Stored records
>>>>>

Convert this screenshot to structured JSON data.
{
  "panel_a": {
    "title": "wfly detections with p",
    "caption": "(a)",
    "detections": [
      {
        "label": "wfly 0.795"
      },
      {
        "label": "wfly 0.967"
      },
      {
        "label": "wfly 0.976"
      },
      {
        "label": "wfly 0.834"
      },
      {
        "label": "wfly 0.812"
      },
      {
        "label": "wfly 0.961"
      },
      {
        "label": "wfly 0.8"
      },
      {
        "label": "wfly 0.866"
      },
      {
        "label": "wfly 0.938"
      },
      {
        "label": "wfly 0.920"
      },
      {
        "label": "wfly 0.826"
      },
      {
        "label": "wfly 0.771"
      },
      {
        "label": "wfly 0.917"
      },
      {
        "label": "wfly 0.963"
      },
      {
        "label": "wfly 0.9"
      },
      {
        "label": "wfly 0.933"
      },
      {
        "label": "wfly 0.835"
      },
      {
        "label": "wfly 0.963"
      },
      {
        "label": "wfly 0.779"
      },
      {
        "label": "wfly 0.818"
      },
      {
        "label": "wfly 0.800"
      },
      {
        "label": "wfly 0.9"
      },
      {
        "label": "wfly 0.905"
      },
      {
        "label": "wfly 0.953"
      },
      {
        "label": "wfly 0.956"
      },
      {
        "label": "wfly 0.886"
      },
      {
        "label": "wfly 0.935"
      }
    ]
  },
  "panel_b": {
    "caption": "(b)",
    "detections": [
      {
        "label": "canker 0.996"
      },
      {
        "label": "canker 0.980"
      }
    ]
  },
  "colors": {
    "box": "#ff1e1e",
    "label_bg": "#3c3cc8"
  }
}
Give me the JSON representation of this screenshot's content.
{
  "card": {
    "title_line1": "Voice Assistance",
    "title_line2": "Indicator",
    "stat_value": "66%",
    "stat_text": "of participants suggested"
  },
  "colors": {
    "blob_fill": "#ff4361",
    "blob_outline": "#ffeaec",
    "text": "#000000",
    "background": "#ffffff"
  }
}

<<<<<

__Task to complete__. Gather each line from the listing above that holds "screenshot".

__Answer__.
Convert this screenshot to structured JSON data.
Give me the JSON representation of this screenshot's content.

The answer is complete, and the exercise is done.